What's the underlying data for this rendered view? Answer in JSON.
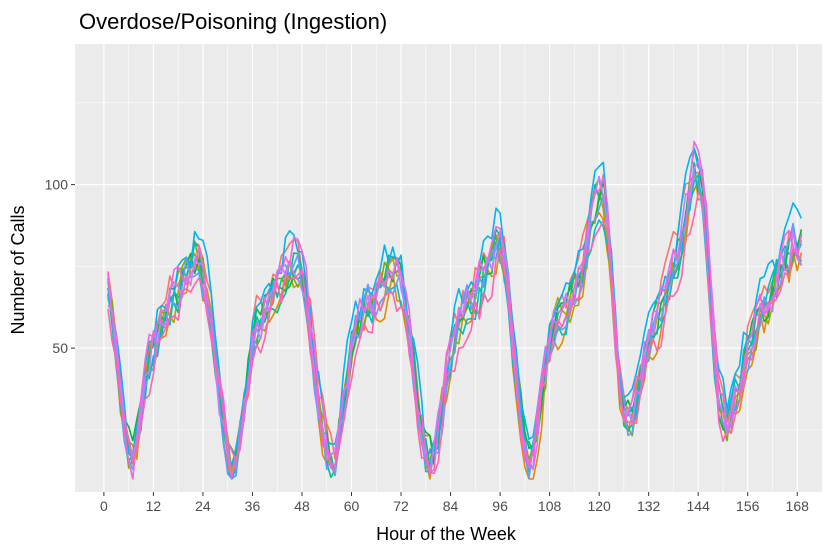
{
  "chart_data": {
    "type": "line",
    "title": "Overdose/Poisoning (Ingestion)",
    "xlabel": "Hour of the Week",
    "ylabel": "Number of Calls",
    "xlim": [
      -7,
      174
    ],
    "ylim": [
      6,
      143
    ],
    "x_ticks": [
      0,
      12,
      24,
      36,
      48,
      60,
      72,
      84,
      96,
      108,
      120,
      132,
      144,
      156,
      168
    ],
    "x_tick_labels": [
      "0",
      "12",
      "24",
      "36",
      "48",
      "60",
      "72",
      "84",
      "96",
      "108",
      "120",
      "132",
      "144",
      "156",
      "168"
    ],
    "y_ticks": [
      50,
      100
    ],
    "y_tick_labels": [
      "50",
      "100"
    ],
    "grid": true,
    "legend": "none",
    "series_colors": [
      "#F8766D",
      "#DE8C00",
      "#B79F00",
      "#7CAE00",
      "#00BA38",
      "#00C08B",
      "#00BFC4",
      "#00B4F0",
      "#619CFF",
      "#C77CFF",
      "#F564E3",
      "#FF64B0"
    ],
    "daily_profile": {
      "hours": [
        0,
        1,
        2,
        3,
        4,
        5,
        6,
        7,
        8,
        9,
        10,
        11,
        12,
        13,
        14,
        15,
        16,
        17,
        18,
        19,
        20,
        21,
        22,
        23
      ],
      "sun_mon": [
        68,
        60,
        48,
        38,
        28,
        20,
        15,
        20,
        30,
        38,
        44,
        50,
        55,
        58,
        60,
        63,
        65,
        67,
        70,
        72,
        74,
        76,
        75,
        71
      ],
      "mon_tue": [
        65,
        58,
        45,
        35,
        27,
        20,
        15,
        17,
        25,
        33,
        42,
        50,
        55,
        58,
        60,
        63,
        65,
        67,
        70,
        73,
        75,
        76,
        75,
        72
      ],
      "tue_wed": [
        65,
        57,
        45,
        35,
        27,
        20,
        16,
        17,
        25,
        33,
        42,
        50,
        55,
        58,
        60,
        62,
        64,
        66,
        68,
        70,
        72,
        72,
        72,
        70
      ],
      "wed_thu": [
        62,
        55,
        45,
        35,
        25,
        18,
        16,
        17,
        24,
        32,
        40,
        48,
        53,
        57,
        60,
        62,
        64,
        66,
        68,
        71,
        73,
        76,
        80,
        80
      ],
      "thu_fri": [
        75,
        66,
        52,
        40,
        30,
        22,
        17,
        18,
        26,
        35,
        43,
        50,
        55,
        58,
        60,
        62,
        64,
        66,
        70,
        74,
        80,
        86,
        92,
        95
      ],
      "fri_sat": [
        95,
        88,
        74,
        55,
        40,
        32,
        28,
        30,
        35,
        40,
        45,
        50,
        54,
        58,
        62,
        66,
        70,
        74,
        78,
        84,
        90,
        96,
        103,
        100
      ],
      "sat_sun": [
        98,
        85,
        66,
        48,
        35,
        30,
        28,
        30,
        35,
        40,
        45,
        50,
        54,
        57,
        60,
        62,
        64,
        66,
        70,
        73,
        76,
        78,
        82,
        80
      ]
    }
  }
}
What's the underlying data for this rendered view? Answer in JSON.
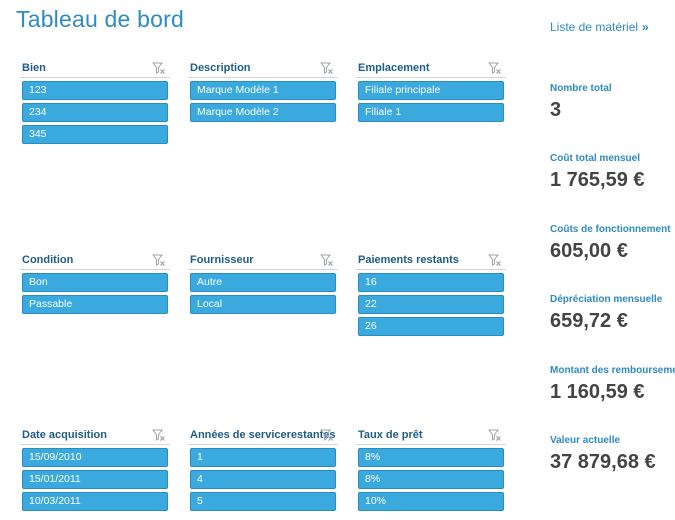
{
  "page": {
    "title": "Tableau de bord",
    "nav_link": {
      "label": "Liste de matériel",
      "chevron": "»"
    }
  },
  "icons": {
    "clear_filter": "funnel-clear-icon"
  },
  "colors": {
    "accent": "#2e8bc4",
    "item_fill": "#3aa9de",
    "header_text": "#1e5c8a",
    "value_text": "#444444"
  },
  "slicers": [
    {
      "title": "Bien",
      "items": [
        "123",
        "234",
        "345"
      ]
    },
    {
      "title": "Description",
      "items": [
        "Marque Modèle 1",
        "Marque Modèle 2"
      ]
    },
    {
      "title": "Emplacement",
      "items": [
        "Filiale principale",
        "Filiale 1"
      ]
    },
    {
      "title": "Condition",
      "items": [
        "Bon",
        "Passable"
      ]
    },
    {
      "title": "Fournisseur",
      "items": [
        "Autre",
        "Local"
      ]
    },
    {
      "title": "Paiements restants",
      "items": [
        "16",
        "22",
        "26"
      ]
    },
    {
      "title": "Date acquisition",
      "items": [
        "15/09/2010",
        "15/01/2011",
        "10/03/2011"
      ]
    },
    {
      "title": "Années de servicerestantes",
      "items": [
        "1",
        "4",
        "5"
      ]
    },
    {
      "title": "Taux de prêt",
      "items": [
        "8%",
        "8%",
        "10%"
      ]
    }
  ],
  "kpis": [
    {
      "label": "Nombre total",
      "value": "3"
    },
    {
      "label": "Coût total mensuel",
      "value": "1 765,59 €"
    },
    {
      "label": "Coûts de fonctionnement",
      "value": "605,00 €"
    },
    {
      "label": "Dépréciation mensuelle",
      "value": "659,72 €"
    },
    {
      "label": "Montant des remboursemer",
      "value": "1 160,59 €"
    },
    {
      "label": "Valeur actuelle",
      "value": "37 879,68 €"
    }
  ]
}
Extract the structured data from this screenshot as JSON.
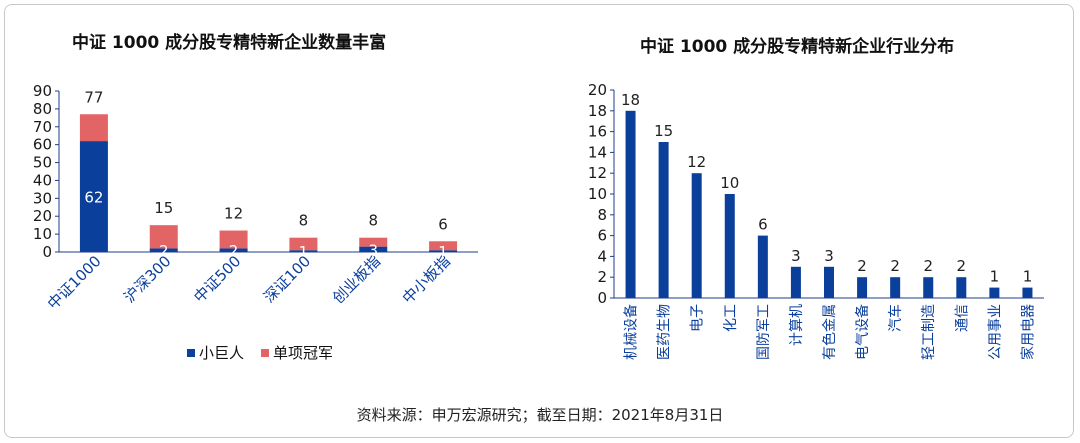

########################################

> [Brief]
Quote the entries in full. Any image among them is to be omitted from the copy.

> [Written reply]
What's the underlying data for this rendered view? Answer in JSON.
{
  "chart_data": {
    "type": "line",
    "title": "Overdose/Poisoning (Ingestion)",
    "xlabel": "Hour of the Week",
    "ylabel": "Number of Calls",
    "xlim": [
      -7,
      174
    ],
    "ylim": [
      6,
      143
    ],
    "x_ticks": [
      0,
      12,
      24,
      36,
      48,
      60,
      72,
      84,
      96,
      108,
      120,
      132,
      144,
      156,
      168
    ],
    "x_tick_labels": [
      "0",
      "12",
      "24",
      "36",
      "48",
      "60",
      "72",
      "84",
      "96",
      "108",
      "120",
      "132",
      "144",
      "156",
      "168"
    ],
    "y_ticks": [
      50,
      100
    ],
    "y_tick_labels": [
      "50",
      "100"
    ],
    "grid": true,
    "legend": "none",
    "series_colors": [
      "#F8766D",
      "#DE8C00",
      "#B79F00",
      "#7CAE00",
      "#00BA38",
      "#00C08B",
      "#00BFC4",
      "#00B4F0",
      "#619CFF",
      "#C77CFF",
      "#F564E3",
      "#FF64B0"
    ],
    "daily_profile": {
      "hours": [
        0,
        1,
        2,
        3,
        4,
        5,
        6,
        7,
        8,
        9,
        10,
        11,
        12,
        13,
        14,
        15,
        16,
        17,
        18,
        19,
        20,
        21,
        22,
        23
      ],
      "sun_mon": [
        68,
        60,
        48,
        38,
        28,
        20,
        15,
        20,
        30,
        38,
        44,
        50,
        55,
        58,
        60,
        63,
        65,
        67,
        70,
        72,
        74,
        76,
        75,
        71
      ],
      "mon_tue": [
        65,
        58,
        45,
        35,
        27,
        20,
        15,
        17,
        25,
        33,
        42,
        50,
        55,
        58,
        60,
        63,
        65,
        67,
        70,
        73,
        75,
        76,
        75,
        72
      ],
      "tue_wed": [
        65,
        57,
        45,
        35,
        27,
        20,
        16,
        17,
        25,
        33,
        42,
        50,
        55,
        58,
        60,
        62,
        64,
        66,
        68,
        70,
        72,
        72,
        72,
        70
      ],
      "wed_thu": [
        62,
        55,
        45,
        35,
        25,
        18,
        16,
        17,
        24,
        32,
        40,
        48,
        53,
        57,
        60,
        62,
        64,
        66,
        68,
        71,
        73,
        76,
        80,
        80
      ],
      "thu_fri": [
        75,
        66,
        52,
        40,
        30,
        22,
        17,
        18,
        26,
        35,
        43,
        50,
        55,
        58,
        60,
        62,
        64,
        66,
        70,
        74,
        80,
        86,
        92,
        95
      ],
      "fri_sat": [
        95,
        88,
        74,
        55,
        40,
        32,
        28,
        30,
        35,
        40,
        45,
        50,
        54,
        58,
        62,
        66,
        70,
        74,
        78,
        84,
        90,
        96,
        103,
        100
      ],
      "sat_sun": [
        98,
        85,
        66,
        48,
        35,
        30,
        28,
        30,
        35,
        40,
        45,
        50,
        54,
        57,
        60,
        62,
        64,
        66,
        70,
        73,
        76,
        78,
        82,
        80
      ]
    }
  }
}
What's the underlying data for this rendered view? Answer in JSON.
{
  "page": {
    "title": "Tableau de bord",
    "nav_link": {
      "label": "Liste de matériel",
      "chevron": "»"
    }
  },
  "icons": {
    "clear_filter": "funnel-clear-icon"
  },
  "colors": {
    "accent": "#2e8bc4",
    "item_fill": "#3aa9de",
    "header_text": "#1e5c8a",
    "value_text": "#444444"
  },
  "slicers": [
    {
      "title": "Bien",
      "items": [
        "123",
        "234",
        "345"
      ]
    },
    {
      "title": "Description",
      "items": [
        "Marque Modèle 1",
        "Marque Modèle 2"
      ]
    },
    {
      "title": "Emplacement",
      "items": [
        "Filiale principale",
        "Filiale 1"
      ]
    },
    {
      "title": "Condition",
      "items": [
        "Bon",
        "Passable"
      ]
    },
    {
      "title": "Fournisseur",
      "items": [
        "Autre",
        "Local"
      ]
    },
    {
      "title": "Paiements restants",
      "items": [
        "16",
        "22",
        "26"
      ]
    },
    {
      "title": "Date acquisition",
      "items": [
        "15/09/2010",
        "15/01/2011",
        "10/03/2011"
      ]
    },
    {
      "title": "Années de servicerestantes",
      "items": [
        "1",
        "4",
        "5"
      ]
    },
    {
      "title": "Taux de prêt",
      "items": [
        "8%",
        "8%",
        "10%"
      ]
    }
  ],
  "kpis": [
    {
      "label": "Nombre total",
      "value": "3"
    },
    {
      "label": "Coût total mensuel",
      "value": "1 765,59 €"
    },
    {
      "label": "Coûts de fonctionnement",
      "value": "605,00 €"
    },
    {
      "label": "Dépréciation mensuelle",
      "value": "659,72 €"
    },
    {
      "label": "Montant des remboursemer",
      "value": "1 160,59 €"
    },
    {
      "label": "Valeur actuelle",
      "value": "37 879,68 €"
    }
  ]
}
Extract the structured data from this screenshot as JSON.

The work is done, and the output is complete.